* Directions for this task *
Find the lines that contain the word "подача" and copy each one.
BEGIN Data to use
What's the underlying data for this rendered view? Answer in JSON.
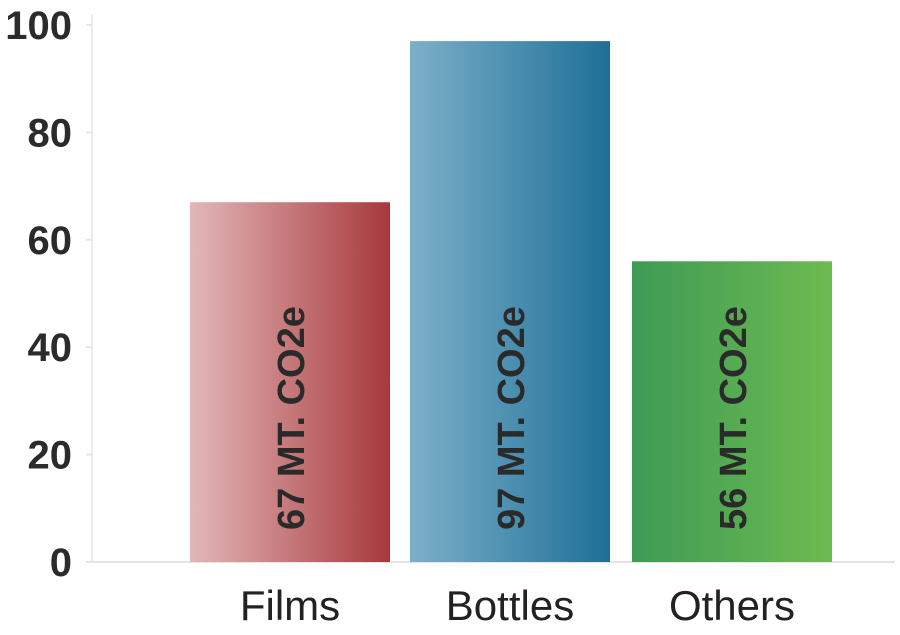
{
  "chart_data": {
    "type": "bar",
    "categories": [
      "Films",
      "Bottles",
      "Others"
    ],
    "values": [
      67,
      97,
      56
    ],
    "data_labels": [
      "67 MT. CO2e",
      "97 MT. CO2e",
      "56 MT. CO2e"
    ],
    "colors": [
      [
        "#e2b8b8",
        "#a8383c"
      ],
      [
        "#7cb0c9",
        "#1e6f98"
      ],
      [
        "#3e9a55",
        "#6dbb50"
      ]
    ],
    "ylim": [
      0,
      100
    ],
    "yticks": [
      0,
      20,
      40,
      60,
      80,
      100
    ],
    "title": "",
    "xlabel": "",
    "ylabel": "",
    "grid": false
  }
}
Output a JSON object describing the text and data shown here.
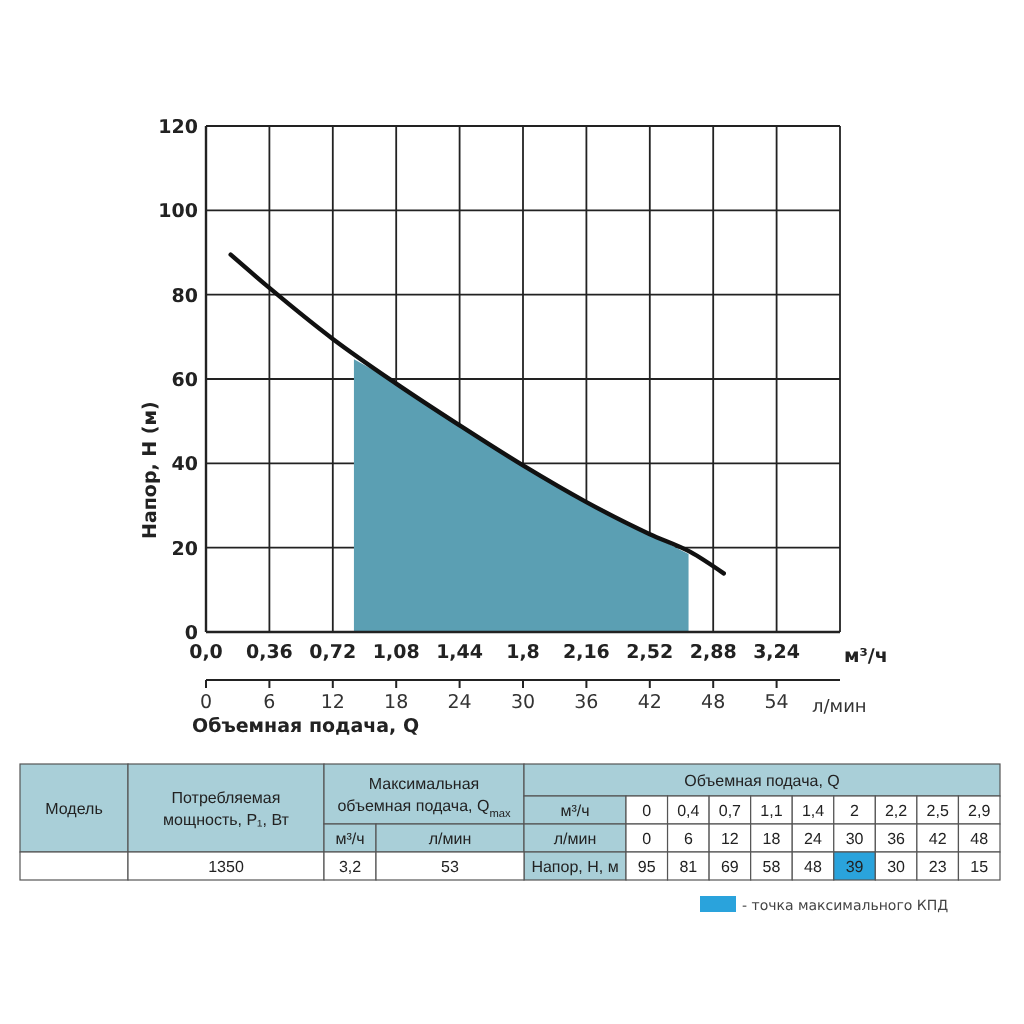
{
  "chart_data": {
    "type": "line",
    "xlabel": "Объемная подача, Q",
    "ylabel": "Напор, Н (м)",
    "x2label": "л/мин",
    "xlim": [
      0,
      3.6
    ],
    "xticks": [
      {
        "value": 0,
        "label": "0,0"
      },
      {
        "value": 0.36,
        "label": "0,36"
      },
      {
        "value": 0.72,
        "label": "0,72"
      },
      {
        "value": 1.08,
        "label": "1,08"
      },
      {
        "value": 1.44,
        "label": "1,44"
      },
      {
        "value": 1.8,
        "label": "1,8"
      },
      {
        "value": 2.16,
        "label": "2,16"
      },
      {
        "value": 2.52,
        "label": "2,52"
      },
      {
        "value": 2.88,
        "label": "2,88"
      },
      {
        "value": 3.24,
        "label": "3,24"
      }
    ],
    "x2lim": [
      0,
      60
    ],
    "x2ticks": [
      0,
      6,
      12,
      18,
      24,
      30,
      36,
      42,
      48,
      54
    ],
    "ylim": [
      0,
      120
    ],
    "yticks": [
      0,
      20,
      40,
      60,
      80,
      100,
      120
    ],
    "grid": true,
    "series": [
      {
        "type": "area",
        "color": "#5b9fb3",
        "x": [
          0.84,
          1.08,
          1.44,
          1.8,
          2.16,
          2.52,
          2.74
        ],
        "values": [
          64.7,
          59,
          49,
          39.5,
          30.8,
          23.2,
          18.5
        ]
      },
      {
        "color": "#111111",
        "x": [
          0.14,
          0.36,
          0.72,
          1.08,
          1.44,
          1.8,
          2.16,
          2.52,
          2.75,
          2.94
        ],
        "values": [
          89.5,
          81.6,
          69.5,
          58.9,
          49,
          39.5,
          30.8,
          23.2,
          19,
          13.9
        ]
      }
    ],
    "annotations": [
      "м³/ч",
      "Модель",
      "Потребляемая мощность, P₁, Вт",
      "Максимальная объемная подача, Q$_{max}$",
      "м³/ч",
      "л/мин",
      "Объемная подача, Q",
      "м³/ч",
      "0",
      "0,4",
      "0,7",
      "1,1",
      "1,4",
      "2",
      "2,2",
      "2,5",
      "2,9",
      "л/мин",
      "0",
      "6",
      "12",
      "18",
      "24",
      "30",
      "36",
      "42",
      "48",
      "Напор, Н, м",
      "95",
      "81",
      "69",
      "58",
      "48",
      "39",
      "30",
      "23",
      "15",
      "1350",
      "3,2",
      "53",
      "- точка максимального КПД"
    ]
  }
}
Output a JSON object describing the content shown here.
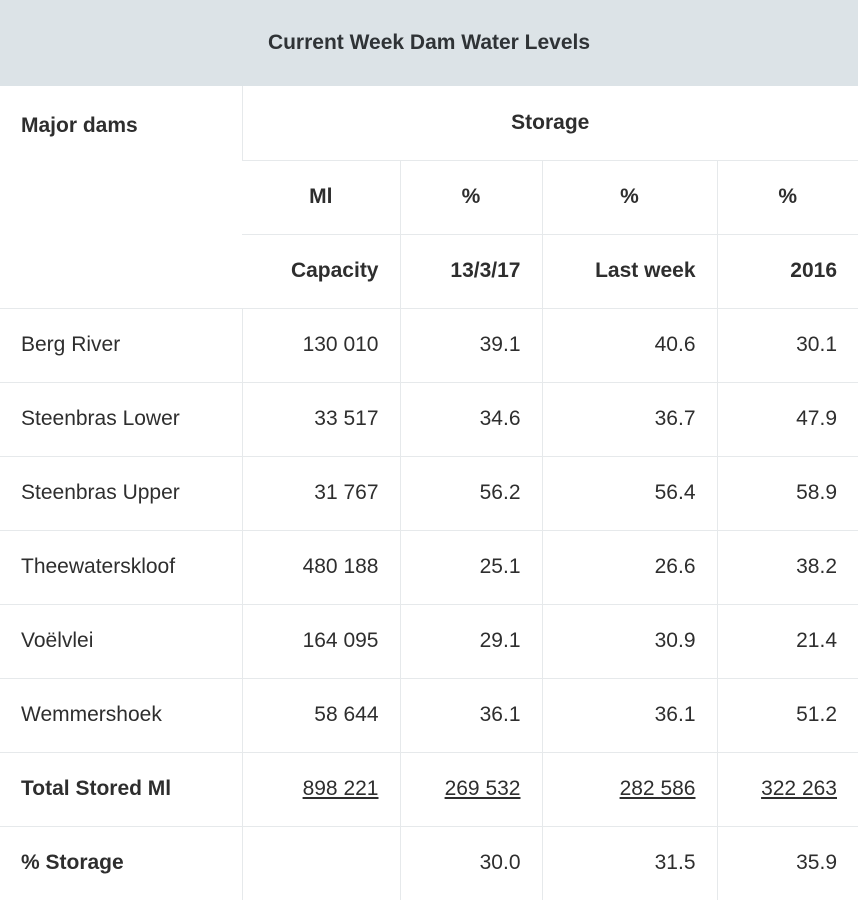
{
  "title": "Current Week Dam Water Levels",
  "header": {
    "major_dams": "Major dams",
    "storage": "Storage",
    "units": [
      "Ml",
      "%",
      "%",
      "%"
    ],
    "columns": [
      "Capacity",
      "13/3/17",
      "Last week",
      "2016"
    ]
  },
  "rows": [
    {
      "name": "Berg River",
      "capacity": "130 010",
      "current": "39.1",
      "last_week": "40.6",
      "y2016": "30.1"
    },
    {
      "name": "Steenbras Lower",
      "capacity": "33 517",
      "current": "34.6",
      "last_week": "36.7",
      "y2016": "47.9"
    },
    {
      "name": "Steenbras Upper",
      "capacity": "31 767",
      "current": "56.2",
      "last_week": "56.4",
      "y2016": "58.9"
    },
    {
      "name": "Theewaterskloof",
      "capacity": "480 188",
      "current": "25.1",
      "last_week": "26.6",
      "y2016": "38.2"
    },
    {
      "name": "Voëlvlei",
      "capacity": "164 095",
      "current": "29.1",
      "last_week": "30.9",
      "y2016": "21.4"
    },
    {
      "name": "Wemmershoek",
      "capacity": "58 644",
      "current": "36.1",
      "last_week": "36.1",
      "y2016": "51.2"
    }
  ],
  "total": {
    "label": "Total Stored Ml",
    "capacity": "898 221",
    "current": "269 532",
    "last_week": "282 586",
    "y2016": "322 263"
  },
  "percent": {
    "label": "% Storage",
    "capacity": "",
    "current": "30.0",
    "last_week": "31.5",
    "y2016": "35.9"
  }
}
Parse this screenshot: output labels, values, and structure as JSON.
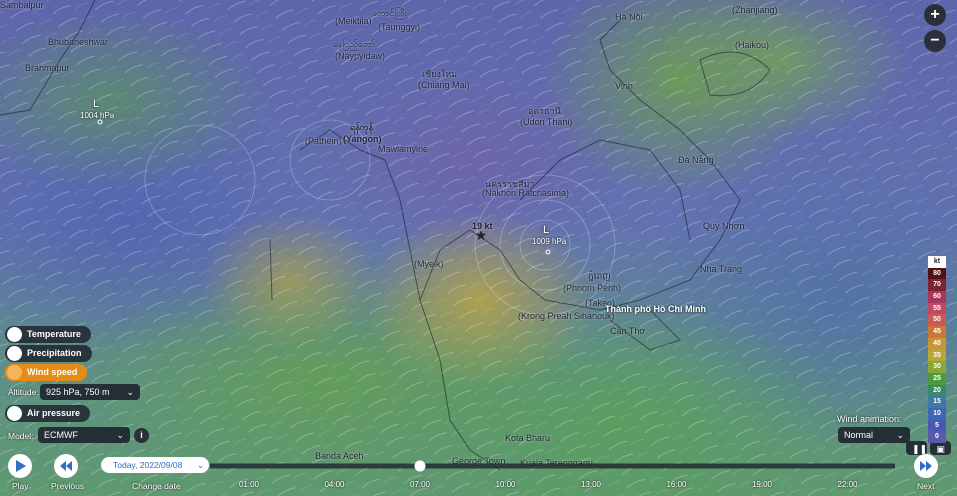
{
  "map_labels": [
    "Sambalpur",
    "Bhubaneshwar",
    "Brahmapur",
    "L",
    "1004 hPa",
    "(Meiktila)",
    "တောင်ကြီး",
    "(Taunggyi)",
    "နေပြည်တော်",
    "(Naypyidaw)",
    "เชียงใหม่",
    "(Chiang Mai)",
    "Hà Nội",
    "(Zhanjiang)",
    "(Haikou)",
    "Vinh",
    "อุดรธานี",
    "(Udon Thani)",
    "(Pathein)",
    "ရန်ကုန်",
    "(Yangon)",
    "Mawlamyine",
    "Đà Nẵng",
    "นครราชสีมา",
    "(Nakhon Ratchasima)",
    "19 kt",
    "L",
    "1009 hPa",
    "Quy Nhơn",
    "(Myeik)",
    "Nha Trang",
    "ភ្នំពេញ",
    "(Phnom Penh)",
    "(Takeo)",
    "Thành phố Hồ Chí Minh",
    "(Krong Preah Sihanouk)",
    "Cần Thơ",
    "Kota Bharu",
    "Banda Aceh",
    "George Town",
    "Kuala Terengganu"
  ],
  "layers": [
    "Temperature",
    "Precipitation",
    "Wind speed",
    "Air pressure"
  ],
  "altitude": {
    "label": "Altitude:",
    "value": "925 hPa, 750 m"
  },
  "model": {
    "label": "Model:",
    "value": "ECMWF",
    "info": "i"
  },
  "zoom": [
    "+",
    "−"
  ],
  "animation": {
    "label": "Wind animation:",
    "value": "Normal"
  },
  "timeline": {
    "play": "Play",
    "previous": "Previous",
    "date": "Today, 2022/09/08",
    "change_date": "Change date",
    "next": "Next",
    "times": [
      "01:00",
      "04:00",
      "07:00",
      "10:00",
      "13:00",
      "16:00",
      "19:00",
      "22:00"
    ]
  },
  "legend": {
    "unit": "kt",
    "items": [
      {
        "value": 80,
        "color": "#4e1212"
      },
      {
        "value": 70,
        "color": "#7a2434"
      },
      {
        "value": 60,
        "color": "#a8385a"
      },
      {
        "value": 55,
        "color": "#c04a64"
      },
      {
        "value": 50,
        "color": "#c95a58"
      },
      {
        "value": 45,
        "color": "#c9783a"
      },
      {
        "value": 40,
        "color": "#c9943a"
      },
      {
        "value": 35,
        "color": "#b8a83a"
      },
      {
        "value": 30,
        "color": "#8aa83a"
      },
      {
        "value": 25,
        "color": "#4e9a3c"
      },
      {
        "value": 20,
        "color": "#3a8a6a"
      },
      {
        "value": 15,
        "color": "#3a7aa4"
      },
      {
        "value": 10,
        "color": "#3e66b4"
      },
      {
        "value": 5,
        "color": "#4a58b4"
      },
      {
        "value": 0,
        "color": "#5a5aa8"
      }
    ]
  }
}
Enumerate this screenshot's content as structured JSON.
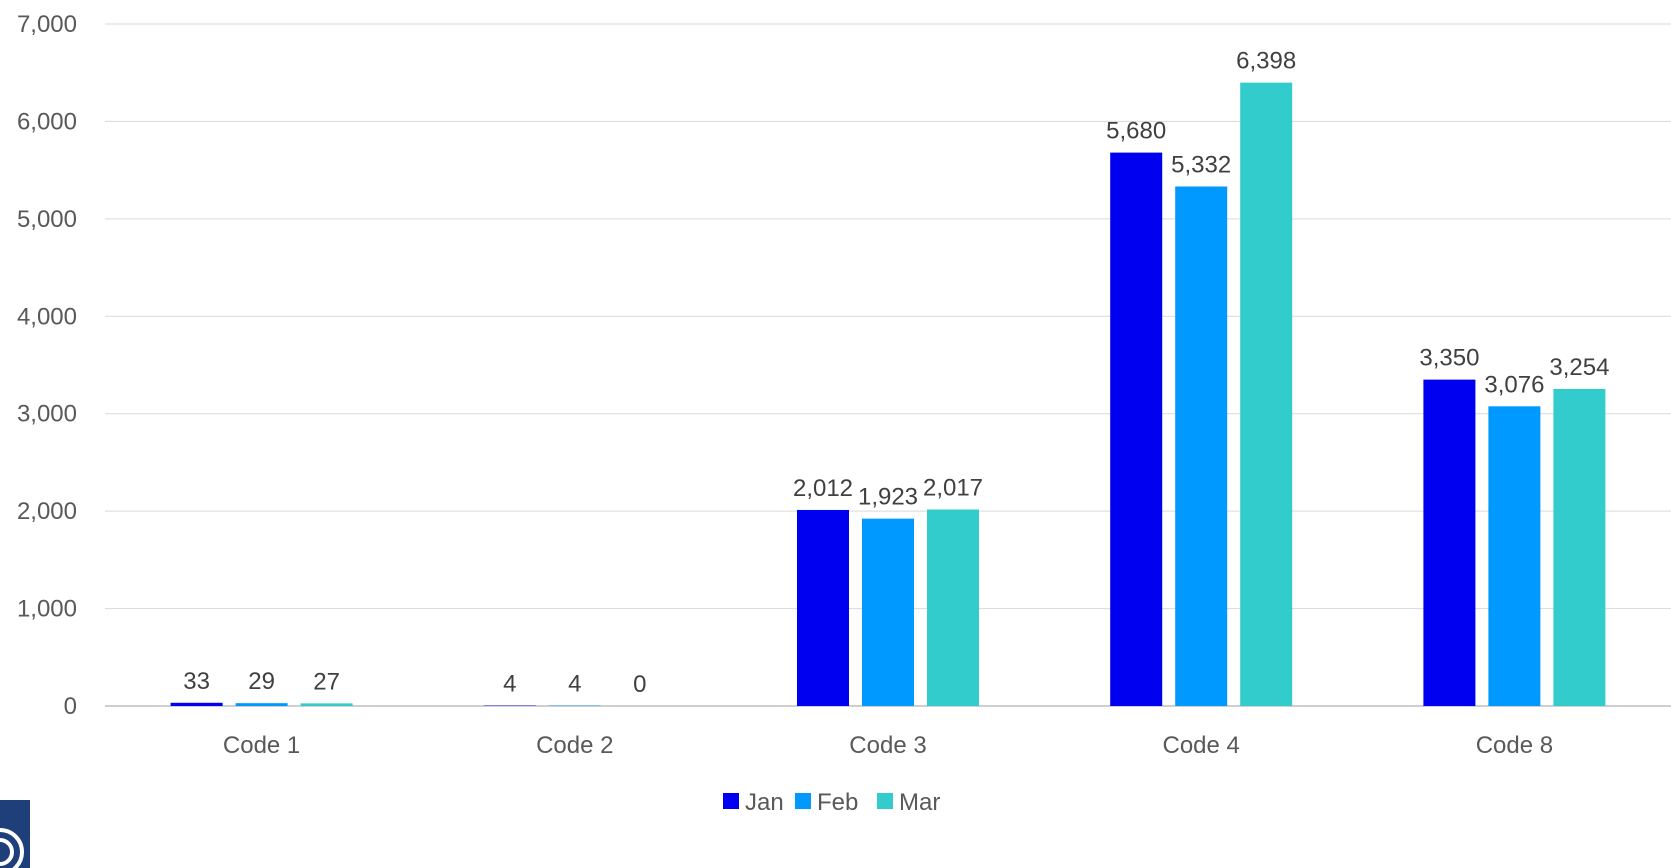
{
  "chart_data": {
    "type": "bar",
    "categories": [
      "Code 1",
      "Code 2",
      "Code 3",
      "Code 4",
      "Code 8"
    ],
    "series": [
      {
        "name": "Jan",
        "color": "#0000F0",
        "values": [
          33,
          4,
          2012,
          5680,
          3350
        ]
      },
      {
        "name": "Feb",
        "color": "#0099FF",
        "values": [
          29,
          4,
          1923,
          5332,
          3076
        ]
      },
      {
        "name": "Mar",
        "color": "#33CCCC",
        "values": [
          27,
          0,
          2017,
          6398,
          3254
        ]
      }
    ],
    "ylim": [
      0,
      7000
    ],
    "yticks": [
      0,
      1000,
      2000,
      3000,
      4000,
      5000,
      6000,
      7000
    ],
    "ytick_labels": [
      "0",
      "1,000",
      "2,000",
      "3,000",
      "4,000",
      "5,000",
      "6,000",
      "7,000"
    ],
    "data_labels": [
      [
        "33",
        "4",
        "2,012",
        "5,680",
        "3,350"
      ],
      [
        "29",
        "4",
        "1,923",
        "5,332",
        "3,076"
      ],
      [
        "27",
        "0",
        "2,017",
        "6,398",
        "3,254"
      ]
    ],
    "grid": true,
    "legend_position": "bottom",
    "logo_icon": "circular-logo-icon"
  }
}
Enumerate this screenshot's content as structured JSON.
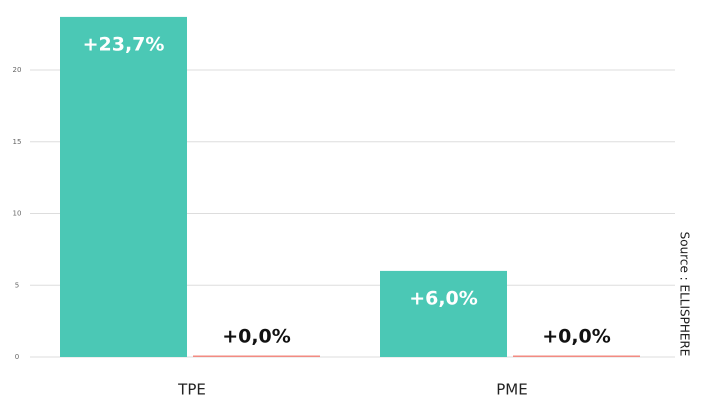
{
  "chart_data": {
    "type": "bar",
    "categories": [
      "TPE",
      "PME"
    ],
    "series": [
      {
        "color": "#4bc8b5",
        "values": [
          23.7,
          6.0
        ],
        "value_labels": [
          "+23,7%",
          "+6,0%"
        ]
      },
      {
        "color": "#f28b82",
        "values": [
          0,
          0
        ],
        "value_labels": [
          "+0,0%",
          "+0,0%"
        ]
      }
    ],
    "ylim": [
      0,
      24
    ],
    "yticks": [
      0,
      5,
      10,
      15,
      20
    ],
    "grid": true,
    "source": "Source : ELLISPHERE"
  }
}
END Data to use
* Expected answer *
    "xlabel": "Объемная подача, Q",
      "Максимальная объемная подача, Q$_{max}$",
      "Объемная подача, Q",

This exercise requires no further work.